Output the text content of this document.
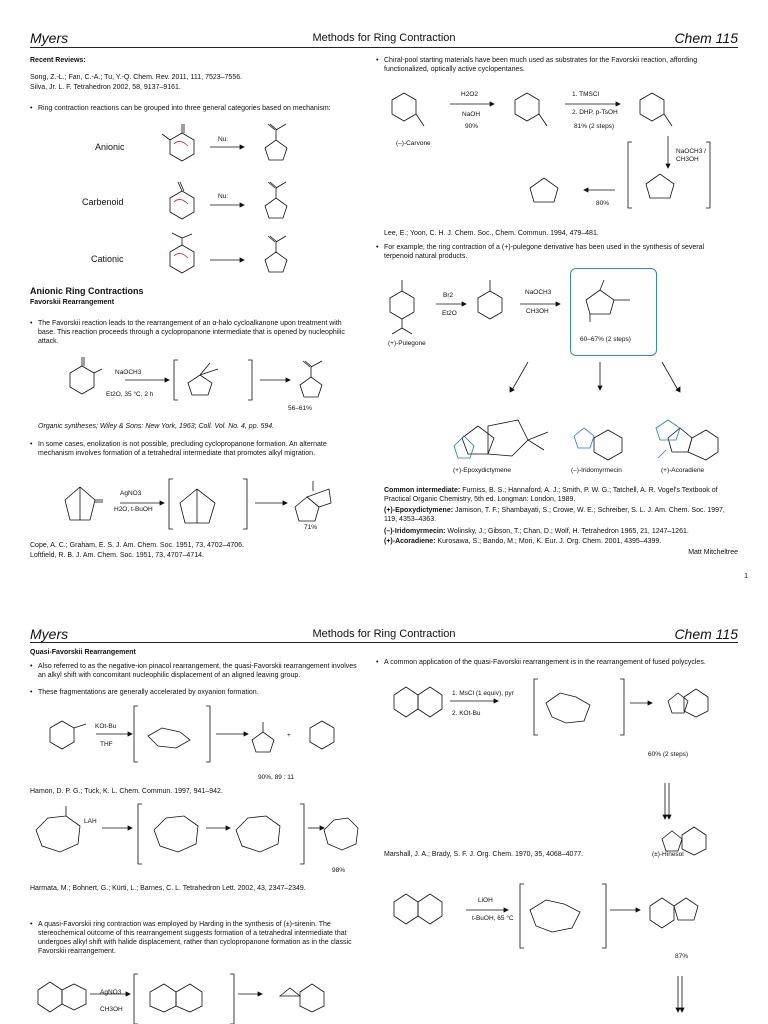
Myers	Methods for Ring Contraction	Chem 115
Recent Reviews:
Song, Z.-L.; Fan, C.-A.; Tu, Y.-Q. Chem. Rev. 2011, 111, 7523–7556.
Silva, Jr. L. F. Tetrahedron 2002, 58, 9137–9161.
• Ring contraction reactions can be grouped into three general categories based on mechanism:
Anionic
Carbenoid
Cationic
Nu:
Nu:
Anionic Ring Contractions
Favorskii Rearrangement
• The Favorskii reaction leads to the rearrangement of an α-halo cycloalkanone upon treatment with base. This reaction proceeds through a cyclopropanone intermediate that is opened by nucleophilic attack.
NaOCH3
Et2O, 35 °C, 2 h
56–61%
Organic syntheses; Wiley & Sons: New York, 1963; Coll. Vol. No. 4, pp. 594.
• In some cases, enolization is not possible, precluding cyclopropanone formation. An alternate mechanism involves formation of a tetrahedral intermediate that promotes alkyl migration.
AgNO3
H2O, t-BuOH
71%
Cope, A. C.; Graham, E. S. J. Am. Chem. Soc. 1951, 73, 4702–4706.
Loftfield, R. B. J. Am. Chem. Soc. 1951, 73, 4707–4714.
• Chiral-pool starting materials have been much used as substrates for the Favorskii reaction, affording functionalized, optically active cyclopentanes.
(–)-Carvone
H2O2
NaOH
90%
1. TMSCl
2. DHP, p-TsOH
81% (2 steps)
NaOCH3 / CH3OH
80%
Lee, E.; Yoon, C. H. J. Chem. Soc., Chem. Commun. 1994, 479–481.
• For example, the ring contraction of a (+)-pulegone derivative has been used in the synthesis of several terpenoid natural products.
(+)-Pulegone
Br2
Et2O
NaOCH3
CH3OH
60–67% (2 steps)
(+)-Epoxydictymene	(–)-Iridomyrmecin	(+)-Acoradiene
Common intermediate: Furniss, B. S.; Hannaford, A. J.; Smith, P. W. G.; Tatchell, A. R. Vogel's Textbook of Practical Organic Chemistry, 5th ed. Longman: London, 1989.
(+)-Epoxydictymene: Jamison, T. F.; Shambayati, S.; Crowe, W. E.; Schreiber, S. L. J. Am. Chem. Soc. 1997, 119, 4353–4363.
(–)-Iridomyrmecin: Wolinsky, J.; Gibson, T.; Chan, D.; Wolf, H. Tetrahedron 1965, 21, 1247–1261.
(+)-Acoradiene: Kurosawa, S.; Bando, M.; Mori, K. Eur. J. Org. Chem. 2001, 4395–4399.
Matt Mitcheltree
1
Myers	Methods for Ring Contraction	Chem 115
Quasi-Favorskii Rearrangement
• Also referred to as the negative-ion pinacol rearrangement, the quasi-Favorskii rearrangement involves an alkyl shift with concomitant nucleophilic displacement of an aligned leaving group.
• These fragmentations are generally accelerated by oxyanion formation.
KOt-Bu
THF
+
90%, 89 : 11
Hamon, D. P. G.; Tuck, K. L. Chem. Commun. 1997, 941–942.
LAH
98%
Harmata, M.; Bohnert, G.; Kürti, L.; Barnes, C. L. Tetrahedron Lett. 2002, 43, 2347–2349.
• A quasi-Favorskii ring contraction was employed by Harding in the synthesis of (±)-sirenin. The stereochemical outcome of this rearrangement suggests formation of a tetrahedral intermediate that undergoes alkyl shift with halide displacement, rather than cyclopropanone formation as in the classic Favorskii rearrangement.
AgNO3
CH3OH
• A common application of the quasi-Favorskii rearrangement is in the rearrangement of fused polycycles.
1. MsCl (1 equiv), pyr
2. KOt-Bu
60% (2 steps)
Marshall, J. A.; Brady, S. F. J. Org. Chem. 1970, 35, 4068–4077.	(±)-Hinesol
LiOH
t-BuOH, 65 °C
87%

**********

> [WHAT YOU NEED TO DO]:
Without including any pictures, print all of the material exactly as given.

> [WRITTEN ANSWER]:
Output the text content of this document.
Myers	Methods for Ring Contraction	Chem 115
Recent Reviews:
Song, Z.-L.; Fan, C.-A.; Tu, Y.-Q. Chem. Rev. 2011, 111, 7523–7556.
Silva, Jr. L. F. Tetrahedron 2002, 58, 9137–9161.
• Ring contraction reactions can be grouped into three general categories based on mechanism:
Anionic
Carbenoid
Cationic
Nu:
Nu:
Anionic Ring Contractions
Favorskii Rearrangement
• The Favorskii reaction leads to the rearrangement of an α-halo cycloalkanone upon treatment with base. This reaction proceeds through a cyclopropanone intermediate that is opened by nucleophilic attack.
NaOCH3
Et2O, 35 °C, 2 h
56–61%
Organic syntheses; Wiley & Sons: New York, 1963; Coll. Vol. No. 4, pp. 594.
• In some cases, enolization is not possible, precluding cyclopropanone formation. An alternate mechanism involves formation of a tetrahedral intermediate that promotes alkyl migration.
AgNO3
H2O, t-BuOH
71%
Cope, A. C.; Graham, E. S. J. Am. Chem. Soc. 1951, 73, 4702–4706.
Loftfield, R. B. J. Am. Chem. Soc. 1951, 73, 4707–4714.
• Chiral-pool starting materials have been much used as substrates for the Favorskii reaction, affording functionalized, optically active cyclopentanes.
(–)-Carvone
H2O2
NaOH
90%
1. TMSCl
2. DHP, p-TsOH
81% (2 steps)
NaOCH3 / CH3OH
80%
Lee, E.; Yoon, C. H. J. Chem. Soc., Chem. Commun. 1994, 479–481.
• For example, the ring contraction of a (+)-pulegone derivative has been used in the synthesis of several terpenoid natural products.
(+)-Pulegone
Br2
Et2O
NaOCH3
CH3OH
60–67% (2 steps)
(+)-Epoxydictymene	(–)-Iridomyrmecin	(+)-Acoradiene
Common intermediate: Furniss, B. S.; Hannaford, A. J.; Smith, P. W. G.; Tatchell, A. R. Vogel's Textbook of Practical Organic Chemistry, 5th ed. Longman: London, 1989.
(+)-Epoxydictymene: Jamison, T. F.; Shambayati, S.; Crowe, W. E.; Schreiber, S. L. J. Am. Chem. Soc. 1997, 119, 4353–4363.
(–)-Iridomyrmecin: Wolinsky, J.; Gibson, T.; Chan, D.; Wolf, H. Tetrahedron 1965, 21, 1247–1261.
(+)-Acoradiene: Kurosawa, S.; Bando, M.; Mori, K. Eur. J. Org. Chem. 2001, 4395–4399.
Matt Mitcheltree
1
Myers	Methods for Ring Contraction	Chem 115
Quasi-Favorskii Rearrangement
• Also referred to as the negative-ion pinacol rearrangement, the quasi-Favorskii rearrangement involves an alkyl shift with concomitant nucleophilic displacement of an aligned leaving group.
• These fragmentations are generally accelerated by oxyanion formation.
KOt-Bu
THF
+
90%, 89 : 11
Hamon, D. P. G.; Tuck, K. L. Chem. Commun. 1997, 941–942.
LAH
98%
Harmata, M.; Bohnert, G.; Kürti, L.; Barnes, C. L. Tetrahedron Lett. 2002, 43, 2347–2349.
• A quasi-Favorskii ring contraction was employed by Harding in the synthesis of (±)-sirenin. The stereochemical outcome of this rearrangement suggests formation of a tetrahedral intermediate that undergoes alkyl shift with halide displacement, rather than cyclopropanone formation as in the classic Favorskii rearrangement.
AgNO3
CH3OH
• A common application of the quasi-Favorskii rearrangement is in the rearrangement of fused polycycles.
1. MsCl (1 equiv), pyr
2. KOt-Bu
60% (2 steps)
Marshall, J. A.; Brady, S. F. J. Org. Chem. 1970, 35, 4068–4077.	(±)-Hinesol
LiOH
t-BuOH, 65 °C
87%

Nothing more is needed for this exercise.